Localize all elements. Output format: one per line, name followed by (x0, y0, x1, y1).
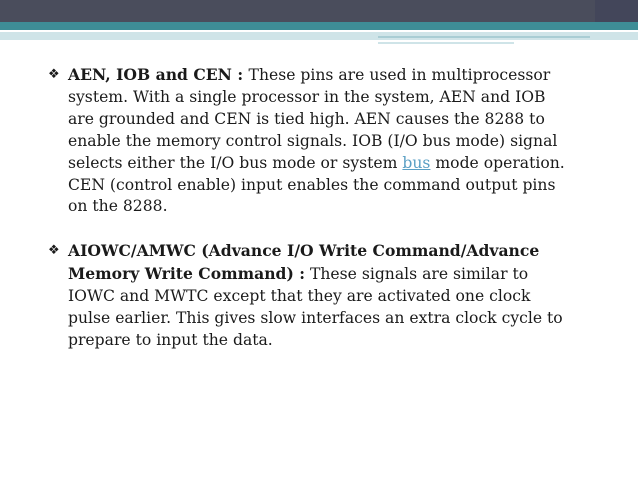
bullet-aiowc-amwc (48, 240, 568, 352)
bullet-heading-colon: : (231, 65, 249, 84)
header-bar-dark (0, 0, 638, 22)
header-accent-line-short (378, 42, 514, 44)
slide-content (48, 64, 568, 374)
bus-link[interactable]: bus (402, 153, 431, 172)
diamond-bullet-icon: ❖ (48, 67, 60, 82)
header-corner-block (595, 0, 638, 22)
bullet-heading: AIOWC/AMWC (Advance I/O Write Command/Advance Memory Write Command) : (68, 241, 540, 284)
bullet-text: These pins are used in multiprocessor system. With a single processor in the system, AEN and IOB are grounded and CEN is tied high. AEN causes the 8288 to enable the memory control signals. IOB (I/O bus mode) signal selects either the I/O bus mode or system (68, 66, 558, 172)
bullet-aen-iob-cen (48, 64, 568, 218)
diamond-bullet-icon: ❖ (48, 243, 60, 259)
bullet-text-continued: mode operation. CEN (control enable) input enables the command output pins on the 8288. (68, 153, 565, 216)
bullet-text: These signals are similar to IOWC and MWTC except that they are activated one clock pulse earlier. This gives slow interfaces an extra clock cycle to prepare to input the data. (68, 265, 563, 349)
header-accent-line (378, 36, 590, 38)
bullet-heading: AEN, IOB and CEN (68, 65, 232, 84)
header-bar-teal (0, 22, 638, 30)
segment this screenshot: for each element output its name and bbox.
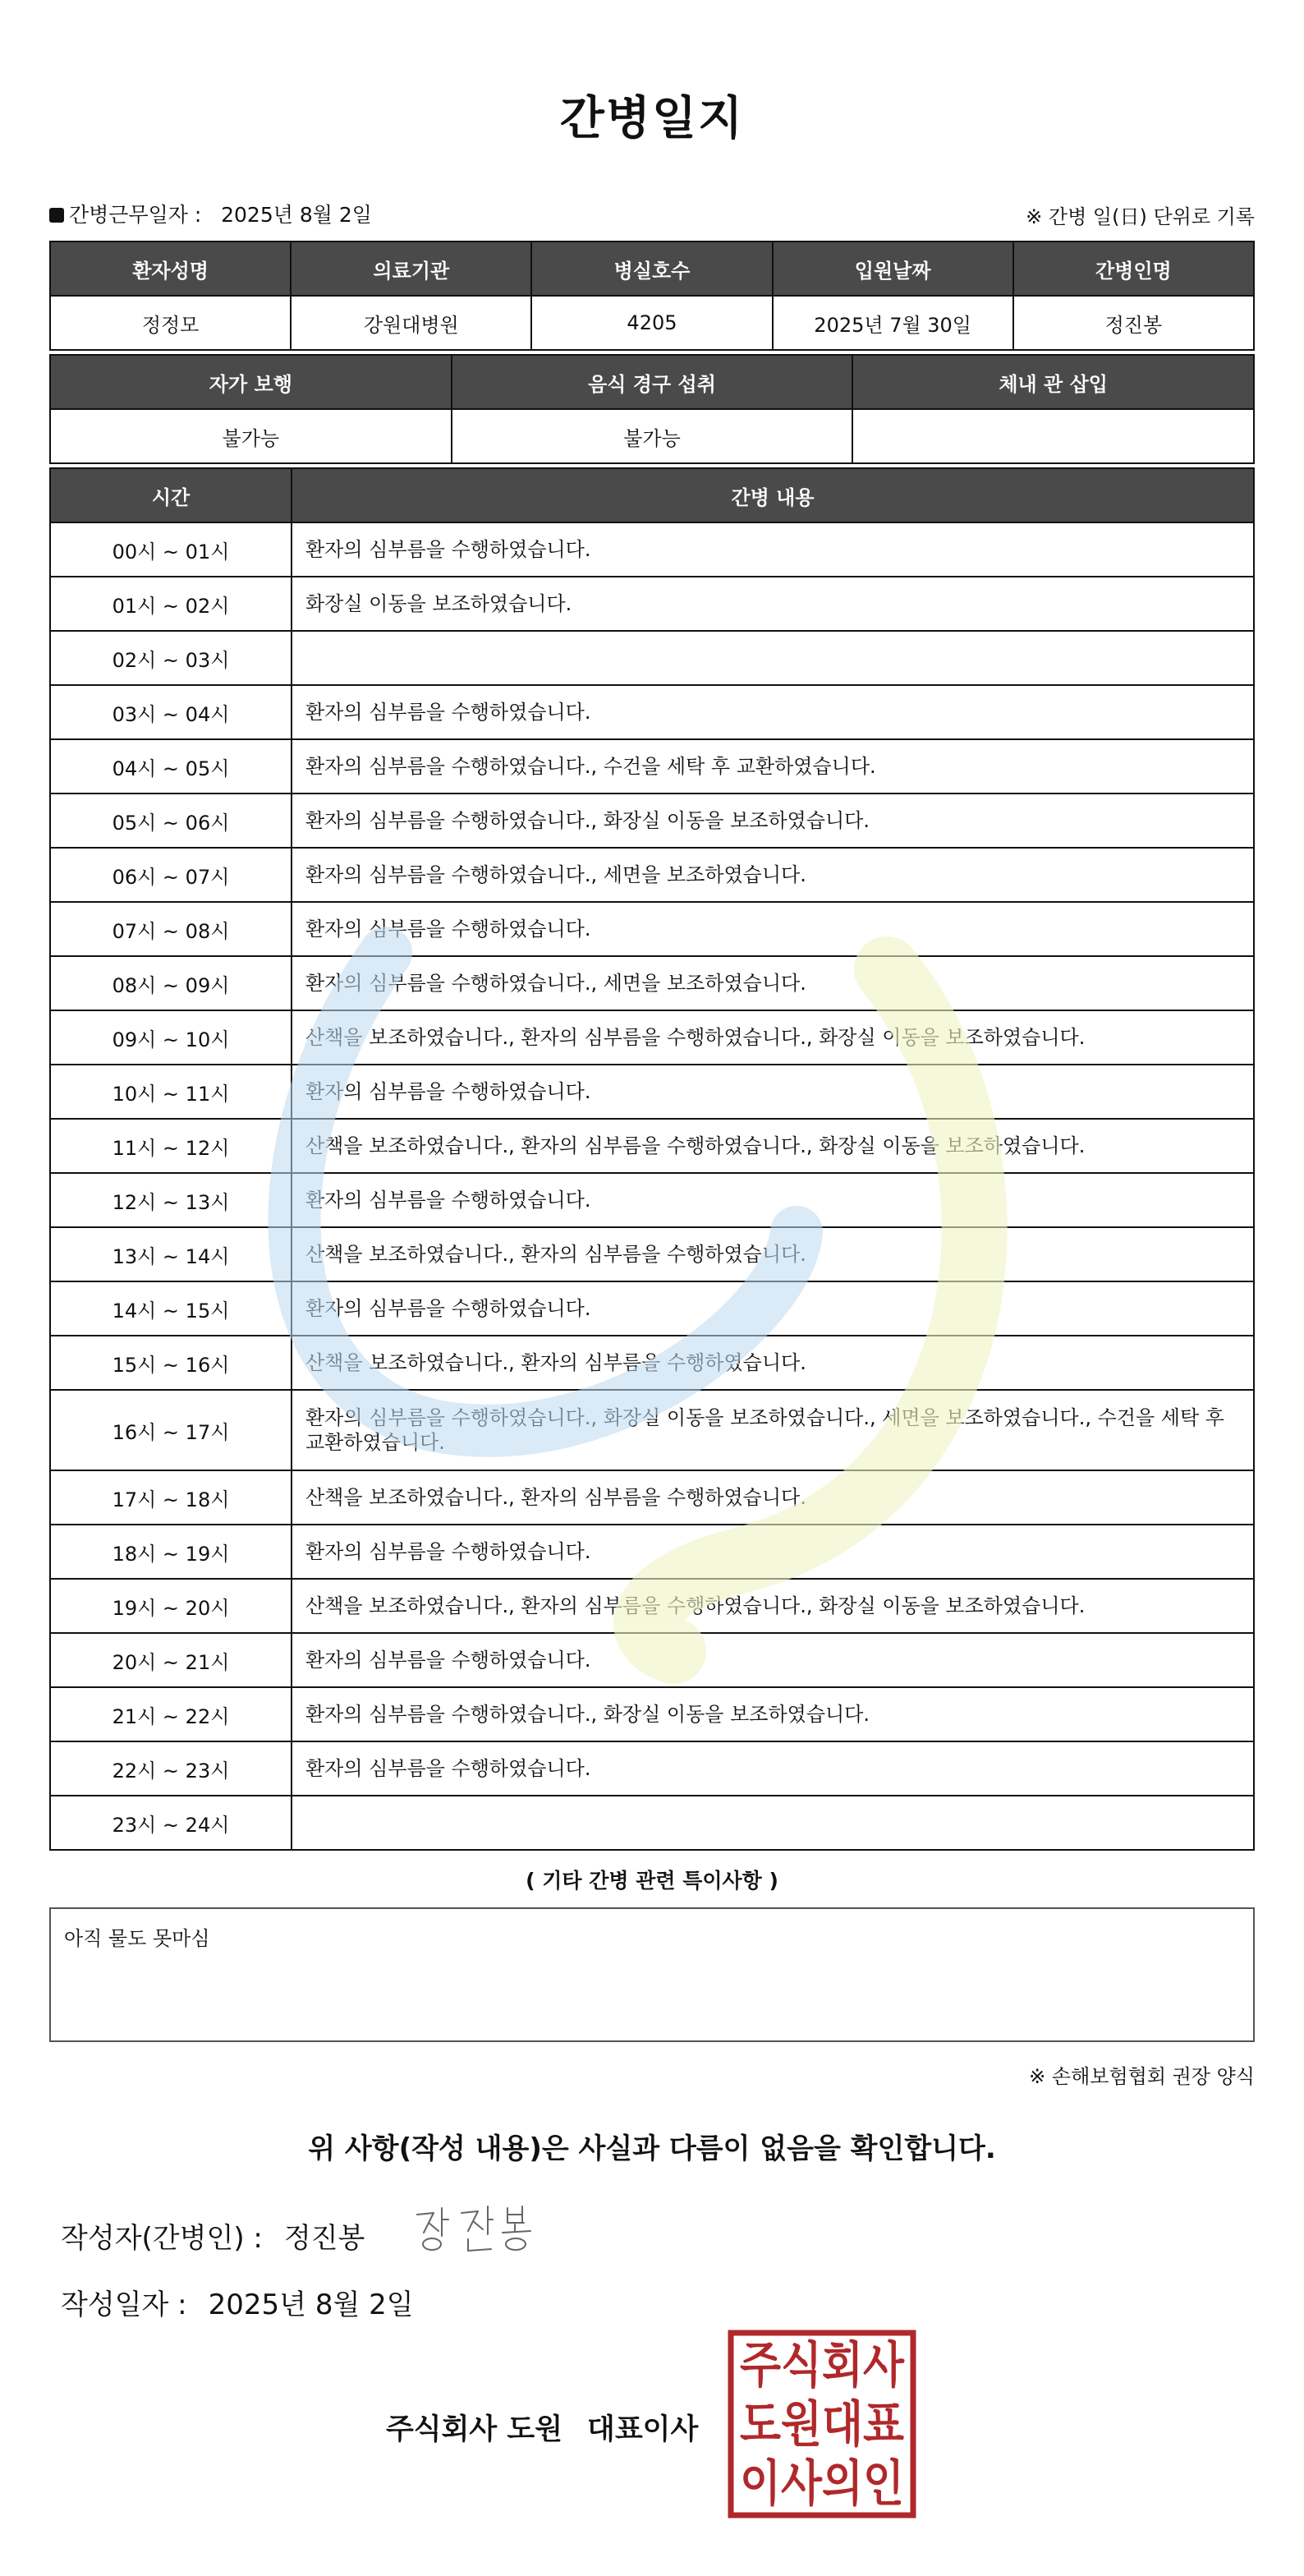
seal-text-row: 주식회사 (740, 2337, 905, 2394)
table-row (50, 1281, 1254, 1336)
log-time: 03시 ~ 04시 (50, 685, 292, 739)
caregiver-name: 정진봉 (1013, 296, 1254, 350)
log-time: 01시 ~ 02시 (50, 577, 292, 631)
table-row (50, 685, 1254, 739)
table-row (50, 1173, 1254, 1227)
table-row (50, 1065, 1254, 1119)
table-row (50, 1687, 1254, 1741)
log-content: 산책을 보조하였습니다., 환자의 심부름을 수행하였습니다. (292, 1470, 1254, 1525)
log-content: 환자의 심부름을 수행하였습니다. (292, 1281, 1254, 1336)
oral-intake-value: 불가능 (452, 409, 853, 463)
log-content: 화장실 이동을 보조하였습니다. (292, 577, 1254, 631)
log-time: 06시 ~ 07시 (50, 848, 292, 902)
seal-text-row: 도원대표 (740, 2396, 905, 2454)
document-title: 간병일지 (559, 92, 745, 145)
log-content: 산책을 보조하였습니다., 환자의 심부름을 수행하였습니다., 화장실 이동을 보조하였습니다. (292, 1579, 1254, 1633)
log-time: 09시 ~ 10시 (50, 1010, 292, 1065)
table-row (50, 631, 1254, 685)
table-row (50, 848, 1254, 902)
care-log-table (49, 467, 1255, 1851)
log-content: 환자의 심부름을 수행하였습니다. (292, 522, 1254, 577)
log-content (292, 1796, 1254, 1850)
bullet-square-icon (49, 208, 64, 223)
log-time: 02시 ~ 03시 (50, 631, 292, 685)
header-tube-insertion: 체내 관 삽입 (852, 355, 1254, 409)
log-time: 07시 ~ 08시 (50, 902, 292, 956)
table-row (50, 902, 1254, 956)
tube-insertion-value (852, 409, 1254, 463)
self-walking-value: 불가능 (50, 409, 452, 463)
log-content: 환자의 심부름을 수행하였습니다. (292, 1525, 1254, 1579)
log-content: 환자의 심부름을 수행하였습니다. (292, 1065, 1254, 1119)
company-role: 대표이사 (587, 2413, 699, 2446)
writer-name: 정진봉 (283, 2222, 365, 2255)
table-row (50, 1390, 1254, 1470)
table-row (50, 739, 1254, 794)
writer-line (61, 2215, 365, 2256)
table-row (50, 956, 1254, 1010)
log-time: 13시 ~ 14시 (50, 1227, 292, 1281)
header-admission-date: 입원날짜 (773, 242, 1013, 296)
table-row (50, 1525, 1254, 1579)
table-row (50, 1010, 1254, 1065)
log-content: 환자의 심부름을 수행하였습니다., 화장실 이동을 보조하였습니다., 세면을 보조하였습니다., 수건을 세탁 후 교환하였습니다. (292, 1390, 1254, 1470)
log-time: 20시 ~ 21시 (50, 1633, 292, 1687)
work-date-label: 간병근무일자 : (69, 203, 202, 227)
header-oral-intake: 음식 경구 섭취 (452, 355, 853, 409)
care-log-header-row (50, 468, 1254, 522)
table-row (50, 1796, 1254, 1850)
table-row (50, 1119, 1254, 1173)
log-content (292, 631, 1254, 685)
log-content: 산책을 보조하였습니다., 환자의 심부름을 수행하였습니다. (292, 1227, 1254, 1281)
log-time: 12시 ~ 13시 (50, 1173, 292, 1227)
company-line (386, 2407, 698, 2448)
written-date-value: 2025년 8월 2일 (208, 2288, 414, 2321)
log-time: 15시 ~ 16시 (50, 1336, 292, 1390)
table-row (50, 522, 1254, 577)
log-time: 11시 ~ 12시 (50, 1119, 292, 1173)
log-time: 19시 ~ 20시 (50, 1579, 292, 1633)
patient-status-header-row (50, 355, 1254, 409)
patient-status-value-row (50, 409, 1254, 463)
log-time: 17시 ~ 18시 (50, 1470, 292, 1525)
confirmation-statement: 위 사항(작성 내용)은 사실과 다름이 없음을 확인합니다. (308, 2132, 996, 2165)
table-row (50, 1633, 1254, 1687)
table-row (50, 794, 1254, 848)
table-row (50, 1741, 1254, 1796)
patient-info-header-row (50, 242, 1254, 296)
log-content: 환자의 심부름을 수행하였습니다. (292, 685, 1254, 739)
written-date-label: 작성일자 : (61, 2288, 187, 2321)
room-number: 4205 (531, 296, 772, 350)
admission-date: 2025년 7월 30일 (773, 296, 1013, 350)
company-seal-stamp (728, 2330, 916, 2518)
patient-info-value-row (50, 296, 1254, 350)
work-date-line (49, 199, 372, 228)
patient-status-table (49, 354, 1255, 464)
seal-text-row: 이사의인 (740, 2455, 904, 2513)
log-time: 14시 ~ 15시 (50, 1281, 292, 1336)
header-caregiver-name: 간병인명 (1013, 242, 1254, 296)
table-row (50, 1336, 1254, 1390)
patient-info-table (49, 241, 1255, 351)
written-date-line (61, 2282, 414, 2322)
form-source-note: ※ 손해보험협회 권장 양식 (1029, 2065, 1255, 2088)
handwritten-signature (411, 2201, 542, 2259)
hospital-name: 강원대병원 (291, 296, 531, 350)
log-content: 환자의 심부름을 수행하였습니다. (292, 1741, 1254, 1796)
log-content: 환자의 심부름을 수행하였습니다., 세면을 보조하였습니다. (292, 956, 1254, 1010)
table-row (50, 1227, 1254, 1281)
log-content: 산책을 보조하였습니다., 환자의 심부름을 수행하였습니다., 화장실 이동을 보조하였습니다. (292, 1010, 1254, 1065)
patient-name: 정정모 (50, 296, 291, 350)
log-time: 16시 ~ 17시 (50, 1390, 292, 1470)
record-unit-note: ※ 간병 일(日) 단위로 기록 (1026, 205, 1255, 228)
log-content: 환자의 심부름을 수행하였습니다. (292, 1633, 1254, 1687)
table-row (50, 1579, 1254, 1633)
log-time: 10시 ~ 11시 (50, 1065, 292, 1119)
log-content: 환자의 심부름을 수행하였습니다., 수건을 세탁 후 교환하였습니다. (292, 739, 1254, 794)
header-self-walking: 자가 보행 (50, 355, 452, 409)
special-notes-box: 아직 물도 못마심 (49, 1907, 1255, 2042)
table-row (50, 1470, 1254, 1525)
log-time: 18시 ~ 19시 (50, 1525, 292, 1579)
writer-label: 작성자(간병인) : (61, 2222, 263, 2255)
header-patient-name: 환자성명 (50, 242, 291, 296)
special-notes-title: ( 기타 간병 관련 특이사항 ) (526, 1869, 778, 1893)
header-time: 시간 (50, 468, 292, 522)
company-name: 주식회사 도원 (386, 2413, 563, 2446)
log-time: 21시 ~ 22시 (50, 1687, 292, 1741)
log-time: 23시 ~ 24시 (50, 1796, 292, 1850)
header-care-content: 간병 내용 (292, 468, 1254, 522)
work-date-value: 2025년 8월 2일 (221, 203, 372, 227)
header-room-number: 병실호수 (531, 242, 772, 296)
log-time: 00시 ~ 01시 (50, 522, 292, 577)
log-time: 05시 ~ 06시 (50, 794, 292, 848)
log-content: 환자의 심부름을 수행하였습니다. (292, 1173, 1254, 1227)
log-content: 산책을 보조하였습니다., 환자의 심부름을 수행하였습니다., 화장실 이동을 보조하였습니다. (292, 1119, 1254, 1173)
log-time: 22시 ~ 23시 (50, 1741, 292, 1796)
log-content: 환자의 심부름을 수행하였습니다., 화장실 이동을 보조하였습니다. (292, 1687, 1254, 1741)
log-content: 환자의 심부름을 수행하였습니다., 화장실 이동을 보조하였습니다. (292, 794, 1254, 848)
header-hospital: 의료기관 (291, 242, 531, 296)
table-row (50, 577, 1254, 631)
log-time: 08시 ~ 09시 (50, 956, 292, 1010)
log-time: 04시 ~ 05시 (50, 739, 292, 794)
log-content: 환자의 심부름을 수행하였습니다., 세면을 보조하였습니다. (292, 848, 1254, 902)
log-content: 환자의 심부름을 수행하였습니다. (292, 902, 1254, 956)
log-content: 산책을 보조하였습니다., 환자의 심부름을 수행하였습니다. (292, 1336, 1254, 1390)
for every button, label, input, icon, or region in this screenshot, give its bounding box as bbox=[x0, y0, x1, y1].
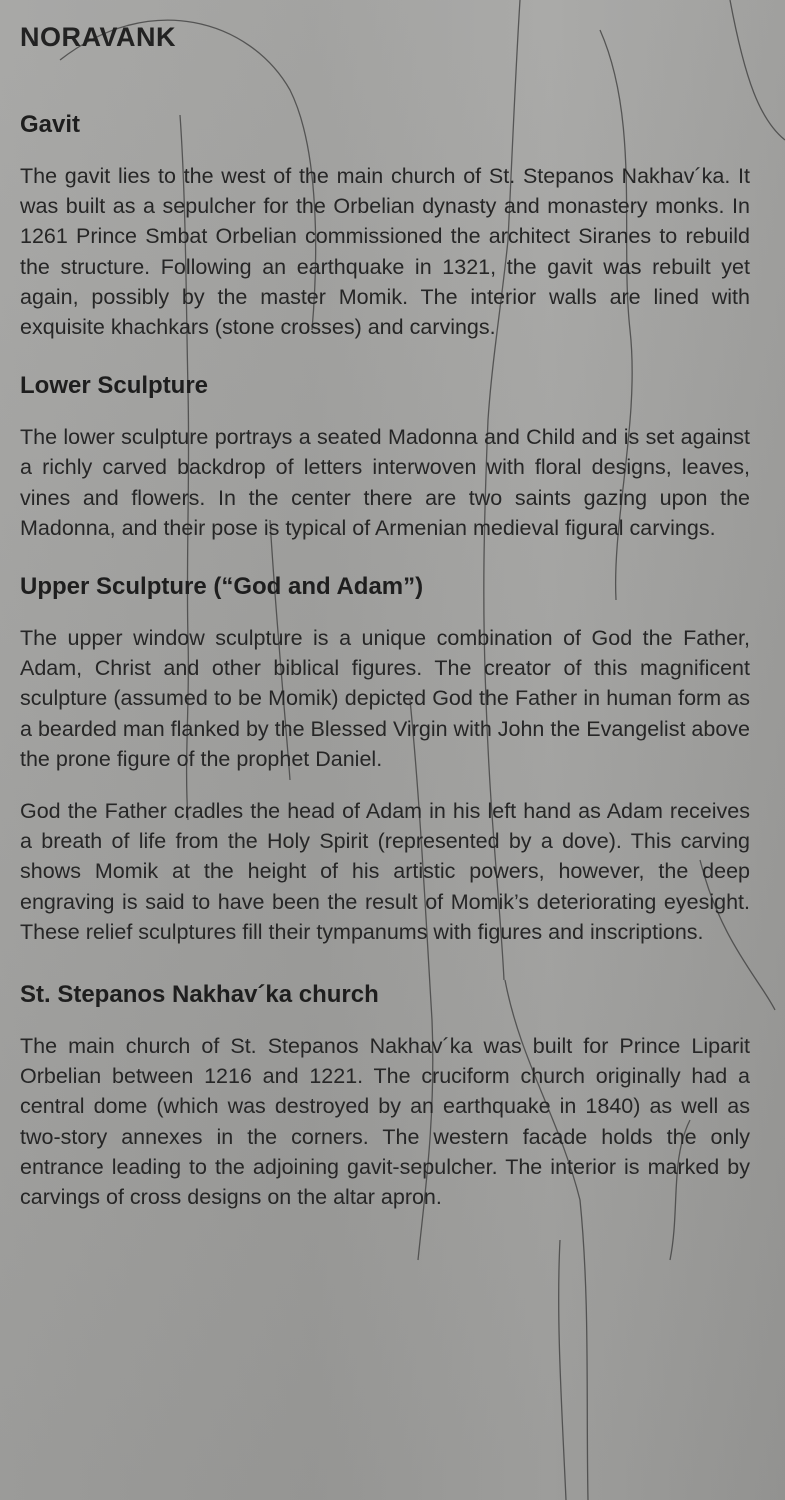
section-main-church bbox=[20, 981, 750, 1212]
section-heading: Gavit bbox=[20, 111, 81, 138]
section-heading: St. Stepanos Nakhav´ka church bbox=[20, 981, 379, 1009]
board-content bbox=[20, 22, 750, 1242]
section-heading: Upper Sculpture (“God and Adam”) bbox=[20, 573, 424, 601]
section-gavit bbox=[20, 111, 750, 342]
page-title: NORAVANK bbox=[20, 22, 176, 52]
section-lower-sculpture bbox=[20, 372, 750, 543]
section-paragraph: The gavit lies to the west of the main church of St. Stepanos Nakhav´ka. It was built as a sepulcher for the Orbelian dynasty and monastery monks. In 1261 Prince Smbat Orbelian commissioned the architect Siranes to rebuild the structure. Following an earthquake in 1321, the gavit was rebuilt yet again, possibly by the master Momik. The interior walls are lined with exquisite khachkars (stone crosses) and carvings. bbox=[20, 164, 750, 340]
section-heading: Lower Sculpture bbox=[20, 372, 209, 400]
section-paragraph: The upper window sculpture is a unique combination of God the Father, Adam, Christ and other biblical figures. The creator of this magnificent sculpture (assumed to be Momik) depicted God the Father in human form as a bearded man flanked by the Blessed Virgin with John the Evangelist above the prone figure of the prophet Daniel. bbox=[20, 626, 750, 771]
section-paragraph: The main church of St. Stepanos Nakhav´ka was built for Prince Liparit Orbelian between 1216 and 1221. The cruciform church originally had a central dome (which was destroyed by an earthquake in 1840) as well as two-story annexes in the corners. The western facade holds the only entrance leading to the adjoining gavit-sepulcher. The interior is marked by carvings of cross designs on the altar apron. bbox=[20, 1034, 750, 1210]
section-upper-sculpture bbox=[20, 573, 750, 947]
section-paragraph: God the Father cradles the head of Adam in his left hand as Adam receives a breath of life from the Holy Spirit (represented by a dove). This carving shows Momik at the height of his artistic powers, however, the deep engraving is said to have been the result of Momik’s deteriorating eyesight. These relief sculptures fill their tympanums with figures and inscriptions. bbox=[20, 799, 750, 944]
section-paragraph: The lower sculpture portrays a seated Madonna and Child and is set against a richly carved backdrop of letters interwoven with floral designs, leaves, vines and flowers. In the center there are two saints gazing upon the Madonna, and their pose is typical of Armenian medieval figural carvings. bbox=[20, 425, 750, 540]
---+---
## Stated problem
Collect each line in the entries above that contains the word "work", and copy those lines in full. Case counts, so match the capitalization as given.

## The reply
work-date-label: 간병근무일자 : (69, 203, 202, 227)
work-date-line (49, 199, 372, 228)
work-date-value: 2025년 8월 2일 (221, 203, 372, 227)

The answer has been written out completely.